## TO BE DONE
Quote all of the entries word for word.

═════ PROVIDED RECORDS

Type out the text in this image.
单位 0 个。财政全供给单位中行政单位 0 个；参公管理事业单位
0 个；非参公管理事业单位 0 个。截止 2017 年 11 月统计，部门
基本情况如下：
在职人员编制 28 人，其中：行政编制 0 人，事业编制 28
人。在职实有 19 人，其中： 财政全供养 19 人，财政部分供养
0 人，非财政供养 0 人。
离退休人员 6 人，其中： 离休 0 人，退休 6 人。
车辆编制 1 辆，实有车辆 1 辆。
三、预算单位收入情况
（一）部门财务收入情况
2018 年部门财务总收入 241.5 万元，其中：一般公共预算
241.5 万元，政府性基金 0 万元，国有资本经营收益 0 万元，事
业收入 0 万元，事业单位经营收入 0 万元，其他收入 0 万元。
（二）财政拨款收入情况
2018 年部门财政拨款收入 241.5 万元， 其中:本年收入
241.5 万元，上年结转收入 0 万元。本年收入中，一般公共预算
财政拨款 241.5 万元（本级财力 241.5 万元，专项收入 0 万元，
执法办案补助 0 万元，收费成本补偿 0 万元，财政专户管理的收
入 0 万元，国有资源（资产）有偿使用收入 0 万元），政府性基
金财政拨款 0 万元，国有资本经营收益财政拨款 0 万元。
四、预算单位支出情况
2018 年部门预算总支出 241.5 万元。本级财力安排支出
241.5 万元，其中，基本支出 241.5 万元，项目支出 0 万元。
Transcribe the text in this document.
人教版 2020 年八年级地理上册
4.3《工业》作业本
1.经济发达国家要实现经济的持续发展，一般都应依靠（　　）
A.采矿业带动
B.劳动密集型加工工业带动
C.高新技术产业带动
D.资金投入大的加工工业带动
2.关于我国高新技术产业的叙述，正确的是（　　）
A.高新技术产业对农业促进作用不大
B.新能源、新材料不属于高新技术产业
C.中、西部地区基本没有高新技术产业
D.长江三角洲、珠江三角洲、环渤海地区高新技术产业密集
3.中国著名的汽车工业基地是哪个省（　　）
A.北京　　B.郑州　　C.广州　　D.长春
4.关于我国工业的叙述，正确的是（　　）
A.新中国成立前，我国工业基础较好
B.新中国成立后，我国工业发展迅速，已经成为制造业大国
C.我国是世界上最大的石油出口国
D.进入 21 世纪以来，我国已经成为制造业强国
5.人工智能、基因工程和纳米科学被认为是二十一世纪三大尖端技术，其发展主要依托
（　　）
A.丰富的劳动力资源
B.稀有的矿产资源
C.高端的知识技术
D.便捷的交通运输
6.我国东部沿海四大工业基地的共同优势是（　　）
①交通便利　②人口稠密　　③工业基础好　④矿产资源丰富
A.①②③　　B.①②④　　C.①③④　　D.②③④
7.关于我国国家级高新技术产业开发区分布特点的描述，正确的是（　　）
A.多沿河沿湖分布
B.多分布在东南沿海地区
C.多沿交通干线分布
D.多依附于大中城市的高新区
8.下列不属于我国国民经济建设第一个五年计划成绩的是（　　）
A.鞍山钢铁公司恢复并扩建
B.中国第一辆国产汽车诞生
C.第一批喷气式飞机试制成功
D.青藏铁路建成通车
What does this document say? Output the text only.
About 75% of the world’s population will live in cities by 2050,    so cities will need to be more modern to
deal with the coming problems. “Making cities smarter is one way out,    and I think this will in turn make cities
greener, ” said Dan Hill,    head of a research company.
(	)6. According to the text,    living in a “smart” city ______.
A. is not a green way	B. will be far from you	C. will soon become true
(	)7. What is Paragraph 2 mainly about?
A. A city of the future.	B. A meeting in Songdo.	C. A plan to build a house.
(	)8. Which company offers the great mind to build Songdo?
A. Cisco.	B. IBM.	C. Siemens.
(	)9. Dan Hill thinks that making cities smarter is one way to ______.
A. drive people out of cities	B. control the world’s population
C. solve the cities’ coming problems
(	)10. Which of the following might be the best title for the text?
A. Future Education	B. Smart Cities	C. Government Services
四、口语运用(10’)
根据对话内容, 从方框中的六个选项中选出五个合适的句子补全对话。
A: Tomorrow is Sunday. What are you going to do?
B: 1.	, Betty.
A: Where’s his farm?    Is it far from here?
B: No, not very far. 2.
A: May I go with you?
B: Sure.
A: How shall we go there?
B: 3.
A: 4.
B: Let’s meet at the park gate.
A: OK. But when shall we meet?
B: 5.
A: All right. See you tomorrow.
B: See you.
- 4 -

══════════

## WORKED SOLUTION
Type out the text in this image.
单位 0 个。财政全供给单位中行政单位 0 个；参公管理事业单位
0 个；非参公管理事业单位 0 个。截止 2017 年 11 月统计，部门
基本情况如下：
在职人员编制 28 人，其中：行政编制 0 人，事业编制 28
人。在职实有 19 人，其中： 财政全供养 19 人，财政部分供养
0 人，非财政供养 0 人。
离退休人员 6 人，其中： 离休 0 人，退休 6 人。
车辆编制 1 辆，实有车辆 1 辆。
三、预算单位收入情况
（一）部门财务收入情况
2018 年部门财务总收入 241.5 万元，其中：一般公共预算
241.5 万元，政府性基金 0 万元，国有资本经营收益 0 万元，事
业收入 0 万元，事业单位经营收入 0 万元，其他收入 0 万元。
（二）财政拨款收入情况
2018 年部门财政拨款收入 241.5 万元， 其中:本年收入
241.5 万元，上年结转收入 0 万元。本年收入中，一般公共预算
财政拨款 241.5 万元（本级财力 241.5 万元，专项收入 0 万元，
执法办案补助 0 万元，收费成本补偿 0 万元，财政专户管理的收
入 0 万元，国有资源（资产）有偿使用收入 0 万元），政府性基
金财政拨款 0 万元，国有资本经营收益财政拨款 0 万元。
四、预算单位支出情况
2018 年部门预算总支出 241.5 万元。本级财力安排支出
241.5 万元，其中，基本支出 241.5 万元，项目支出 0 万元。
Transcribe the text in this document.
人教版 2020 年八年级地理上册
4.3《工业》作业本
1.经济发达国家要实现经济的持续发展，一般都应依靠（　　）
A.采矿业带动
B.劳动密集型加工工业带动
C.高新技术产业带动
D.资金投入大的加工工业带动
2.关于我国高新技术产业的叙述，正确的是（　　）
A.高新技术产业对农业促进作用不大
B.新能源、新材料不属于高新技术产业
C.中、西部地区基本没有高新技术产业
D.长江三角洲、珠江三角洲、环渤海地区高新技术产业密集
3.中国著名的汽车工业基地是哪个省（　　）
A.北京　　B.郑州　　C.广州　　D.长春
4.关于我国工业的叙述，正确的是（　　）
A.新中国成立前，我国工业基础较好
B.新中国成立后，我国工业发展迅速，已经成为制造业大国
C.我国是世界上最大的石油出口国
D.进入 21 世纪以来，我国已经成为制造业强国
5.人工智能、基因工程和纳米科学被认为是二十一世纪三大尖端技术，其发展主要依托
（　　）
A.丰富的劳动力资源
B.稀有的矿产资源
C.高端的知识技术
D.便捷的交通运输
6.我国东部沿海四大工业基地的共同优势是（　　）
①交通便利　②人口稠密　　③工业基础好　④矿产资源丰富
A.①②③　　B.①②④　　C.①③④　　D.②③④
7.关于我国国家级高新技术产业开发区分布特点的描述，正确的是（　　）
A.多沿河沿湖分布
B.多分布在东南沿海地区
C.多沿交通干线分布
D.多依附于大中城市的高新区
8.下列不属于我国国民经济建设第一个五年计划成绩的是（　　）
A.鞍山钢铁公司恢复并扩建
B.中国第一辆国产汽车诞生
C.第一批喷气式飞机试制成功
D.青藏铁路建成通车
What does this document say? Output the text only.
About 75% of the world’s population will live in cities by 2050,    so cities will need to be more modern to
deal with the coming problems. “Making cities smarter is one way out,    and I think this will in turn make cities
greener, ” said Dan Hill,    head of a research company.
(	)6. According to the text,    living in a “smart” city ______.
A. is not a green way	B. will be far from you	C. will soon become true
(	)7. What is Paragraph 2 mainly about?
A. A city of the future.	B. A meeting in Songdo.	C. A plan to build a house.
(	)8. Which company offers the great mind to build Songdo?
A. Cisco.	B. IBM.	C. Siemens.
(	)9. Dan Hill thinks that making cities smarter is one way to ______.
A. drive people out of cities	B. control the world’s population
C. solve the cities’ coming problems
(	)10. Which of the following might be the best title for the text?
A. Future Education	B. Smart Cities	C. Government Services
四、口语运用(10’)
根据对话内容, 从方框中的六个选项中选出五个合适的句子补全对话。
A: Tomorrow is Sunday. What are you going to do?
B: 1.	, Betty.
A: Where’s his farm?    Is it far from here?
B: No, not very far. 2.
A: May I go with you?
B: Sure.
A: How shall we go there?
B: 3.
A: 4.
B: Let’s meet at the park gate.
A: OK. But when shall we meet?
B: 5.
A: All right. See you tomorrow.
B: See you.
- 4 -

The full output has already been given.